[Collected data]

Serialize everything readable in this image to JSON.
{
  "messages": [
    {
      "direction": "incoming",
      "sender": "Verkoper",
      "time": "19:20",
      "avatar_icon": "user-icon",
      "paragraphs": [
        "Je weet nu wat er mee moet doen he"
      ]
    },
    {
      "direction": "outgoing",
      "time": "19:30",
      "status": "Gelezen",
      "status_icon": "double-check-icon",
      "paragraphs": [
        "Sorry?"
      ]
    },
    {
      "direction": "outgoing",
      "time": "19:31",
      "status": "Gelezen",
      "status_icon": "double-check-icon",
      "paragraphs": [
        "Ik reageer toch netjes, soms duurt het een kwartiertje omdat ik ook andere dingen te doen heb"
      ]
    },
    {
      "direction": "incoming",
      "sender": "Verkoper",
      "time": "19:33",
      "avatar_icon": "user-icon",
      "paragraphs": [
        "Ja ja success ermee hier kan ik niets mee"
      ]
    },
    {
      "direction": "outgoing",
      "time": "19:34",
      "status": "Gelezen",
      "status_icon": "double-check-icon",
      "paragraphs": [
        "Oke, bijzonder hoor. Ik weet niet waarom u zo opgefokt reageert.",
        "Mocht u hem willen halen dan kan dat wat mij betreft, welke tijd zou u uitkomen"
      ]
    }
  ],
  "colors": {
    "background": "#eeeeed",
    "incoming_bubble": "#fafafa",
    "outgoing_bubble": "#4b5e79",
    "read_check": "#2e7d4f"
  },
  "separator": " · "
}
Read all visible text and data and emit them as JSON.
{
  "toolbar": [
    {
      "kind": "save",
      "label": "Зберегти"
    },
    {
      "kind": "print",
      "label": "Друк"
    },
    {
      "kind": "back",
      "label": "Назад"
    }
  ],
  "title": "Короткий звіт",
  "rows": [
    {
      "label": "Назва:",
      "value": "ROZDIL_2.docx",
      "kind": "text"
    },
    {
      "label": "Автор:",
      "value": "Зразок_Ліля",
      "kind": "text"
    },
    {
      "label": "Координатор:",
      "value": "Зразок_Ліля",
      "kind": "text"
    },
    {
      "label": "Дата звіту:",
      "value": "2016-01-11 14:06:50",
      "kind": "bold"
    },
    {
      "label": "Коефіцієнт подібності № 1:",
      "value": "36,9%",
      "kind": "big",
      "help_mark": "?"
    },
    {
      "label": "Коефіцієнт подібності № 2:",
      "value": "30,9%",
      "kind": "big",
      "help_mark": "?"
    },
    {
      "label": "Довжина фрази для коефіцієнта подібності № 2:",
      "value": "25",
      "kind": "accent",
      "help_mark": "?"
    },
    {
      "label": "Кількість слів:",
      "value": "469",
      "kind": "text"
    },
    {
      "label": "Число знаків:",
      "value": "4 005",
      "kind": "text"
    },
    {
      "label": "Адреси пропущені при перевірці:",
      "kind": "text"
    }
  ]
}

* * *

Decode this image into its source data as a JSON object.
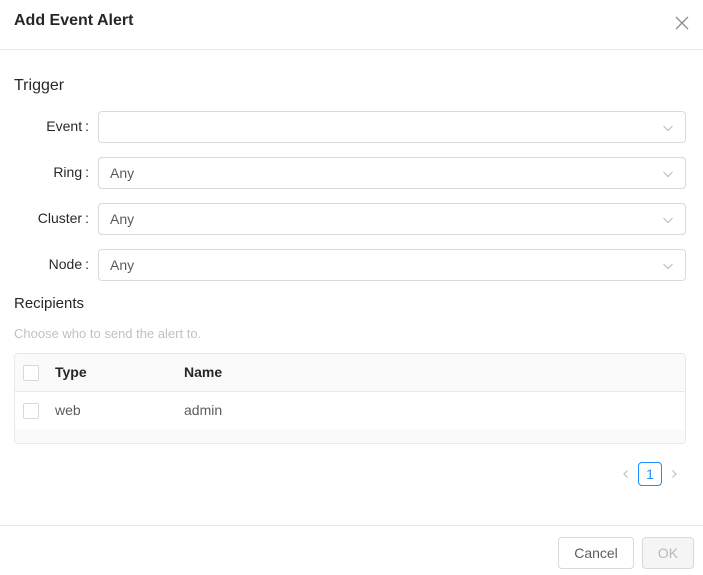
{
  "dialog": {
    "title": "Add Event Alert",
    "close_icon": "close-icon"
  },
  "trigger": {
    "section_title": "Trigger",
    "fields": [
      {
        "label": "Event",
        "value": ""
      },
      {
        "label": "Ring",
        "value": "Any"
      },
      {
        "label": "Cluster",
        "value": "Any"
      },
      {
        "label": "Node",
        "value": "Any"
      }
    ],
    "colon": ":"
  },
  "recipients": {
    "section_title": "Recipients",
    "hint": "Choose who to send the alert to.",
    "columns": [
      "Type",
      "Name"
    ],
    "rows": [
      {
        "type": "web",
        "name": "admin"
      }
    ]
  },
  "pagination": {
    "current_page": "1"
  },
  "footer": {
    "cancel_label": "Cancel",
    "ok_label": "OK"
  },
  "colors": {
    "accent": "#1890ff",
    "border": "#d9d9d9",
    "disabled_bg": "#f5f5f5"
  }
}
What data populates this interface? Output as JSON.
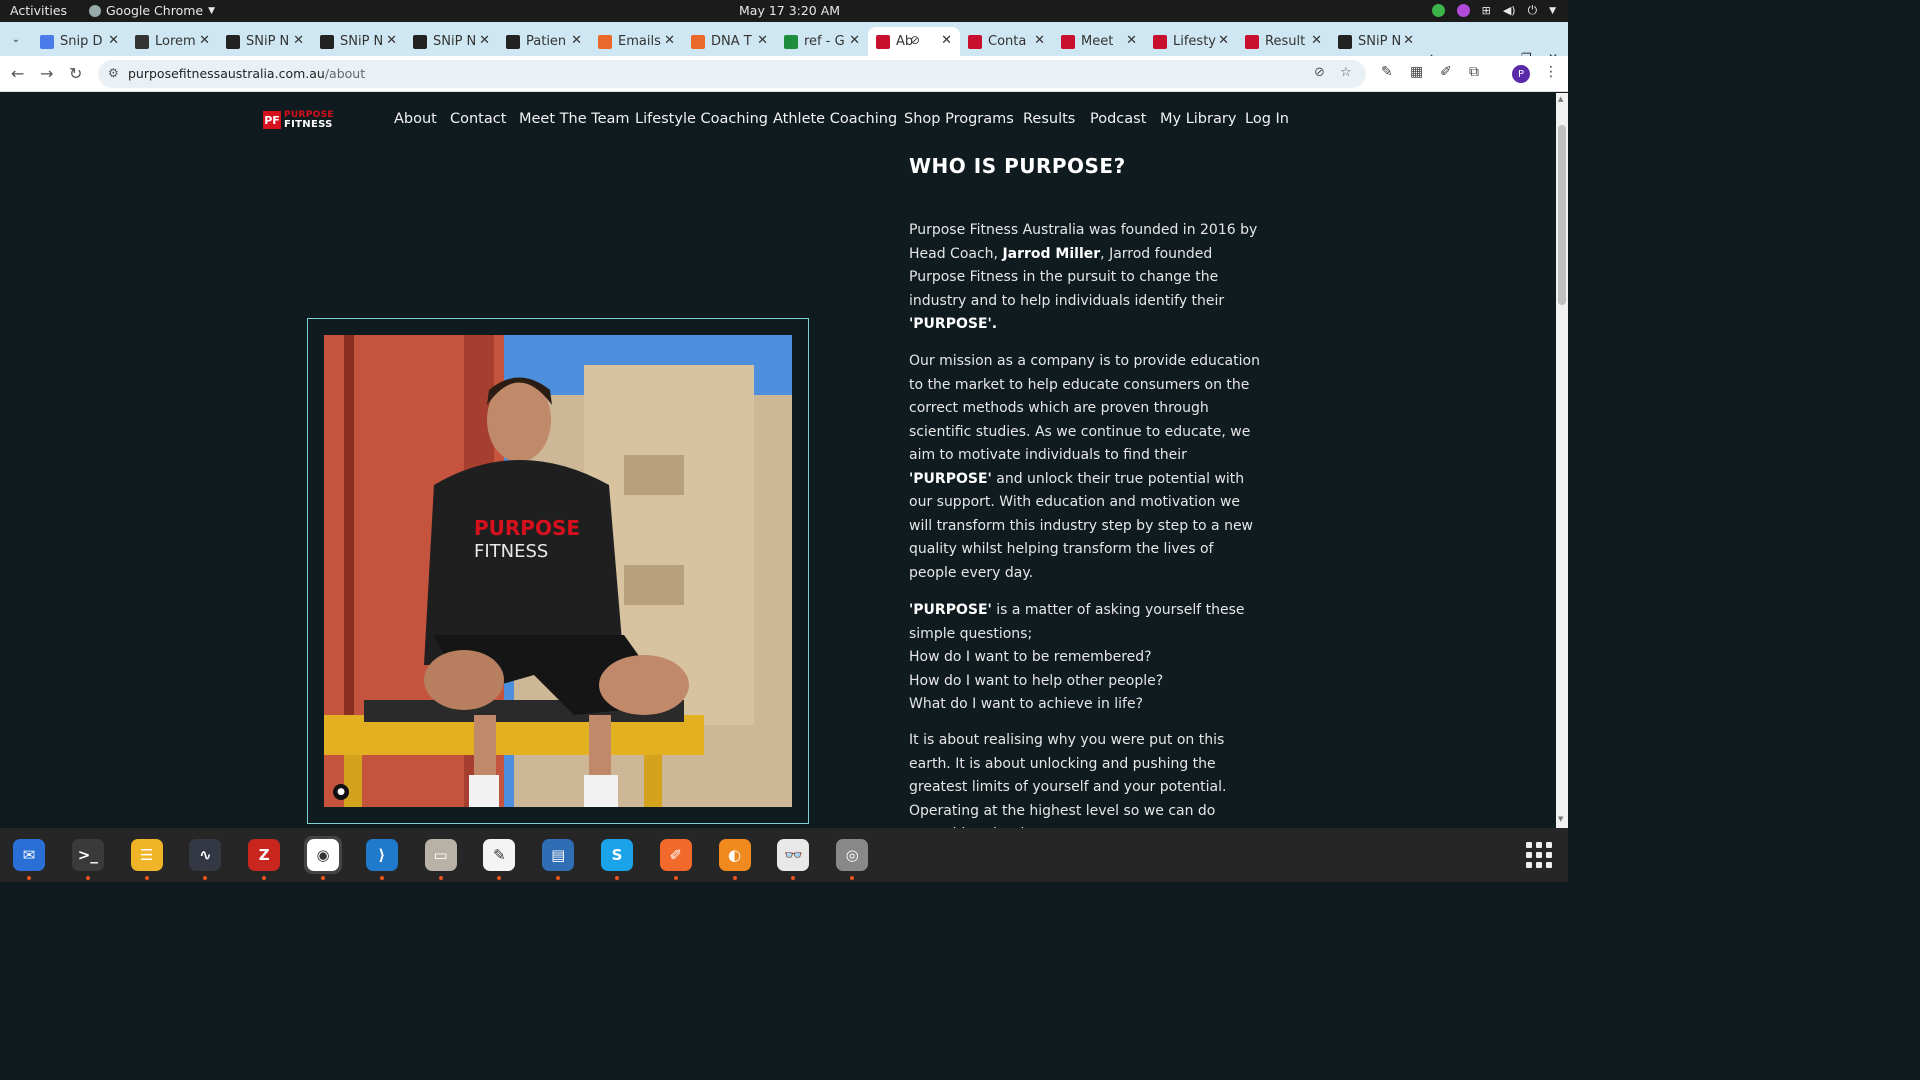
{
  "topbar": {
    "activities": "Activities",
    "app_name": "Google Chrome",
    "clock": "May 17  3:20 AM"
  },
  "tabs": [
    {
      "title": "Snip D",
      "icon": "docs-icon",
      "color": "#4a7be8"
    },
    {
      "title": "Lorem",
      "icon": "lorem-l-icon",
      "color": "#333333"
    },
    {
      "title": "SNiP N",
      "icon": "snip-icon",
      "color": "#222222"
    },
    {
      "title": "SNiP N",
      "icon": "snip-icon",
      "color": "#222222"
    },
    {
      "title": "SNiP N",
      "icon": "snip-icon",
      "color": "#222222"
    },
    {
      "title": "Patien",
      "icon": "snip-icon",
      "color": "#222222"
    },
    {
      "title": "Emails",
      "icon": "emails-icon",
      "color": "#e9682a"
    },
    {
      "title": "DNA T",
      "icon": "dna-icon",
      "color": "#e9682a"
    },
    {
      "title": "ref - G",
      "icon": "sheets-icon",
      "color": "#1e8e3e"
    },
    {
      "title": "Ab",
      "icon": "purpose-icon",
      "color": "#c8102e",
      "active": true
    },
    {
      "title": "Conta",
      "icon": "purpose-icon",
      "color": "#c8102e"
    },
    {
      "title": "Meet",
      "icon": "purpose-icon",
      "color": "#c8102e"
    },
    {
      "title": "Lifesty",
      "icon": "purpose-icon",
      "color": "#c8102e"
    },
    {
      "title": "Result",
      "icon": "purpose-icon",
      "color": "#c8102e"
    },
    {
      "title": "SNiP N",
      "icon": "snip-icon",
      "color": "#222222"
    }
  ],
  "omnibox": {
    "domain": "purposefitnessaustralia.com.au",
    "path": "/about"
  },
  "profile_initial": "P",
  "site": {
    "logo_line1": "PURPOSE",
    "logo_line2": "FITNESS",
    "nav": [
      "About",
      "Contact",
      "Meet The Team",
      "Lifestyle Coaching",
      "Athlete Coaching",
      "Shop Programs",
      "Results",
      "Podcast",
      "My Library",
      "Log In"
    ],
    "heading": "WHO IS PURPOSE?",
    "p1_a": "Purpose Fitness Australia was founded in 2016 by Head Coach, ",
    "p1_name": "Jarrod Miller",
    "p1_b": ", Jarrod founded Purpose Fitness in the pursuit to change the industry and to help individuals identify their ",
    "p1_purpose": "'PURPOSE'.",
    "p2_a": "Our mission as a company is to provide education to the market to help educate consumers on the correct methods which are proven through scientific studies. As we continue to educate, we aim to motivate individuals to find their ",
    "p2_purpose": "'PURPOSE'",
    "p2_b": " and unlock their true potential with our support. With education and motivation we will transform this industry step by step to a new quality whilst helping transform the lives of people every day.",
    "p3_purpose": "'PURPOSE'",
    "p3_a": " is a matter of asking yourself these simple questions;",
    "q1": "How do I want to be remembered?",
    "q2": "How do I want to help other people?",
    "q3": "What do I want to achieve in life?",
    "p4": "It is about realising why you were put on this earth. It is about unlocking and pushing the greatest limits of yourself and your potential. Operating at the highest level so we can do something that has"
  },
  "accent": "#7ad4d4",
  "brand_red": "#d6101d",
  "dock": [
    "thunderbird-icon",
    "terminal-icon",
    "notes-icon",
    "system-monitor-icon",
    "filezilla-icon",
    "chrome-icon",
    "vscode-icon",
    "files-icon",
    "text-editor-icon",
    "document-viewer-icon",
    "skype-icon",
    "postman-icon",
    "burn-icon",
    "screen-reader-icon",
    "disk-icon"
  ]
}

==

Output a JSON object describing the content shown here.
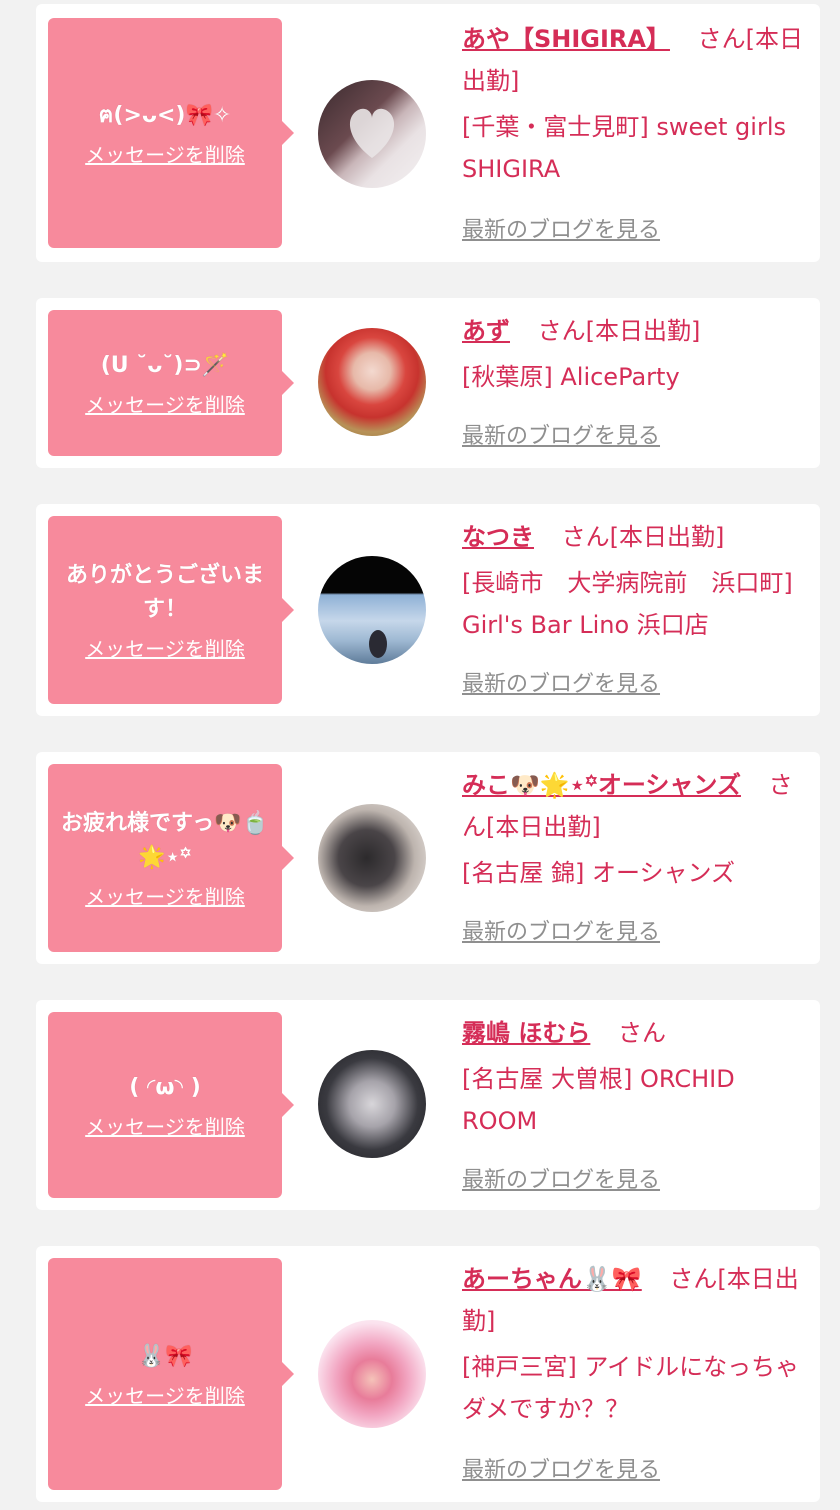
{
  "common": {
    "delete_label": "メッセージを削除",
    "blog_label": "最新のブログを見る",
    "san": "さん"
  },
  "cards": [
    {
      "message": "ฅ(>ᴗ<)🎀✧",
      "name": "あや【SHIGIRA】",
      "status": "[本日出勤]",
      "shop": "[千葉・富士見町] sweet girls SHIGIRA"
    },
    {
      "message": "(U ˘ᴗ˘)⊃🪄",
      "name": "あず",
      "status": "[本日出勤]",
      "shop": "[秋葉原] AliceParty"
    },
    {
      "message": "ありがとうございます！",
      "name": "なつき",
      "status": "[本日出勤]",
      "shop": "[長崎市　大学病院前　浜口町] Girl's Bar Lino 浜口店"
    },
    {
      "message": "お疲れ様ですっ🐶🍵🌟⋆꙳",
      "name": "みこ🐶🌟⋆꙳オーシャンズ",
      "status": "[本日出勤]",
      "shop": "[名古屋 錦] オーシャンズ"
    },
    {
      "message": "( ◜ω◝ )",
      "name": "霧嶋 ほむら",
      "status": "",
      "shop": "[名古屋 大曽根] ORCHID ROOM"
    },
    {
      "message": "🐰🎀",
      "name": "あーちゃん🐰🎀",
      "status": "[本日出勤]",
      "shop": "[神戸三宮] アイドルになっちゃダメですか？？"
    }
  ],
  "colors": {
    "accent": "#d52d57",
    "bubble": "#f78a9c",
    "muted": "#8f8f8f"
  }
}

(PROBLEM) Count the lines of the material that include the word "accent", then state only the total.

(THE COMPLETED TASK) 4